-- Start --

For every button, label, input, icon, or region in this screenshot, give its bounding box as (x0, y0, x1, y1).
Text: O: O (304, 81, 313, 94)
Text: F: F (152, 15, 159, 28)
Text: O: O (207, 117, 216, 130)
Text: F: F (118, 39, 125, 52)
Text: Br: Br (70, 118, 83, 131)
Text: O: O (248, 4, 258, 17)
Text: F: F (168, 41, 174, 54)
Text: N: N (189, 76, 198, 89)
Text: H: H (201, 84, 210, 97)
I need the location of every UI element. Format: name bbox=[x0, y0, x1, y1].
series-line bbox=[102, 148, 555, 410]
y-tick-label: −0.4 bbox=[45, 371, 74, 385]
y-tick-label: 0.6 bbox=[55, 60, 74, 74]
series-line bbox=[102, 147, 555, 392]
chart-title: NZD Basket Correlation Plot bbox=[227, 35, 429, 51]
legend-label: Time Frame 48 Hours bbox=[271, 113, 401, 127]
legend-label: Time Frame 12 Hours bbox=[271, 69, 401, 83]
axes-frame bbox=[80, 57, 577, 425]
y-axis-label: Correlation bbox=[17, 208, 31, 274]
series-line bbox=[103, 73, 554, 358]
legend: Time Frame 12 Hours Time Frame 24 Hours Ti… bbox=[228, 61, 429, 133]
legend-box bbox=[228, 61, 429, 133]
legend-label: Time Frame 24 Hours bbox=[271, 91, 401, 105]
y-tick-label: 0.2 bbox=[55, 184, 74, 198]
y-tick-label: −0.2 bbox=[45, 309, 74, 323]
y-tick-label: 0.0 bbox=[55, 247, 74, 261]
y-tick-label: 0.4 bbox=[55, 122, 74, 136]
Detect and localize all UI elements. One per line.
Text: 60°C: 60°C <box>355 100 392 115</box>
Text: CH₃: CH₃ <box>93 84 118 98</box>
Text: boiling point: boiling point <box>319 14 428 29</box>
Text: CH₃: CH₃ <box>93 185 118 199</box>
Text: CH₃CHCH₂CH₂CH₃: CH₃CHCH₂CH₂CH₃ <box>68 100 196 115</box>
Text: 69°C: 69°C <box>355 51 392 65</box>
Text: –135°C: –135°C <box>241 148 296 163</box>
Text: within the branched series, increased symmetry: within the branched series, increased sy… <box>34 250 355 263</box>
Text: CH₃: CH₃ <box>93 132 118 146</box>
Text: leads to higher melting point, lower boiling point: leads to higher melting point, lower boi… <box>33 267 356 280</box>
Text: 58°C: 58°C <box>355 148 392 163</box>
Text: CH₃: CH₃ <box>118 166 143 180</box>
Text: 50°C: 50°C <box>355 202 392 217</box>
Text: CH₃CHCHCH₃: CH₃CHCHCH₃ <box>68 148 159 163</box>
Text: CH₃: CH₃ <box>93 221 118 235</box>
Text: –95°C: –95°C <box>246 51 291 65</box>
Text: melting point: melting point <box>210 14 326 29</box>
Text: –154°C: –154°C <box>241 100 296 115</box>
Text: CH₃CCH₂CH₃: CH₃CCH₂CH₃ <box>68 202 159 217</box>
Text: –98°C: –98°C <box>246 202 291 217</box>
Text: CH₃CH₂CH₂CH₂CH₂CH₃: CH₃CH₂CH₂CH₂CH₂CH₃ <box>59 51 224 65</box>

-- End --

GIVEN EXERCISE => Put every line of the records above into a Markdown table with two columns, Row for the line's number and Record line for its text, and leave out any blank lines.

RESULT BELOW =>
| Row | Record line |
|---|---|
| 1 | For every button, label, input, icon, or region in this screenshot, give its bounding box as (x0, y0, x1, y1). |
| 2 | Text: O: O (304, 81, 313, 94) |
| 3 | Text: F: F (152, 15, 159, 28) |
| 4 | Text: O: O (207, 117, 216, 130) |
| 5 | Text: F: F (118, 39, 125, 52) |
| 6 | Text: Br: Br (70, 118, 83, 131) |
| 7 | Text: O: O (248, 4, 258, 17) |
| 8 | Text: F: F (168, 41, 174, 54) |
| 9 | Text: N: N (189, 76, 198, 89) |
| 10 | Text: H: H (201, 84, 210, 97) |
| 11 | I need the location of every UI element. Format: name bbox=[x0, y0, x1, y1]. |
| 12 | series-line bbox=[102, 148, 555, 410] |
| 13 | y-tick-label: −0.4 bbox=[45, 371, 74, 385] |
| 14 | y-tick-label: 0.6 bbox=[55, 60, 74, 74] |
| 15 | series-line bbox=[102, 147, 555, 392] |
| 16 | chart-title: NZD Basket Correlation Plot bbox=[227, 35, 429, 51] |
| 17 | legend-label: Time Frame 48 Hours bbox=[271, 113, 401, 127] |
| 18 | legend-label: Time Frame 12 Hours bbox=[271, 69, 401, 83] |
| 19 | axes-frame bbox=[80, 57, 577, 425] |
| 20 | y-axis-label: Correlation bbox=[17, 208, 31, 274] |
| 21 | series-line bbox=[103, 73, 554, 358] |
| 22 | legend: Time Frame 12 Hours Time Frame 24 Hours Ti… bbox=[228, 61, 429, 133] |
| 23 | legend-box bbox=[228, 61, 429, 133] |
| 24 | legend-label: Time Frame 24 Hours bbox=[271, 91, 401, 105] |
| 25 | y-tick-label: 0.2 bbox=[55, 184, 74, 198] |
| 26 | y-tick-label: −0.2 bbox=[45, 309, 74, 323] |
| 27 | y-tick-label: 0.0 bbox=[55, 247, 74, 261] |
| 28 | y-tick-label: 0.4 bbox=[55, 122, 74, 136] |
| 29 | Detect and localize all UI elements. One per line. |
| 30 | Text: 60°C: 60°C <box>355 100 392 115</box> |
| 31 | Text: CH₃: CH₃ <box>93 84 118 98</box> |
| 32 | Text: boiling point: boiling point <box>319 14 428 29</box> |
| 33 | Text: CH₃: CH₃ <box>93 185 118 199</box> |
| 34 | Text: CH₃CHCH₂CH₂CH₃: CH₃CHCH₂CH₂CH₃ <box>68 100 196 115</box> |
| 35 | Text: 69°C: 69°C <box>355 51 392 65</box> |
| 36 | Text: –135°C: –135°C <box>241 148 296 163</box> |
| 37 | Text: within the branched series, increased symmetry: within the branched series, increased sy… <box>34 250 355 263</box> |
| 38 | Text: CH₃: CH₃ <box>93 132 118 146</box> |
| 39 | Text: leads to higher melting point, lower boiling point: leads to higher melting point, lower boi… <box>33 267 356 280</box> |
| 40 | Text: 58°C: 58°C <box>355 148 392 163</box> |
| 41 | Text: CH₃: CH₃ <box>118 166 143 180</box> |
| 42 | Text: 50°C: 50°C <box>355 202 392 217</box> |
| 43 | Text: CH₃CHCHCH₃: CH₃CHCHCH₃ <box>68 148 159 163</box> |
| 44 | Text: CH₃: CH₃ <box>93 221 118 235</box> |
| 45 | Text: –95°C: –95°C <box>246 51 291 65</box> |
| 46 | Text: melting point: melting point <box>210 14 326 29</box> |
| 47 | Text: –154°C: –154°C <box>241 100 296 115</box> |
| 48 | Text: CH₃CCH₂CH₃: CH₃CCH₂CH₃ <box>68 202 159 217</box> |
| 49 | Text: –98°C: –98°C <box>246 202 291 217</box> |
| 50 | Text: CH₃CH₂CH₂CH₂CH₂CH₃: CH₃CH₂CH₂CH₂CH₂CH₃ <box>59 51 224 65</box> |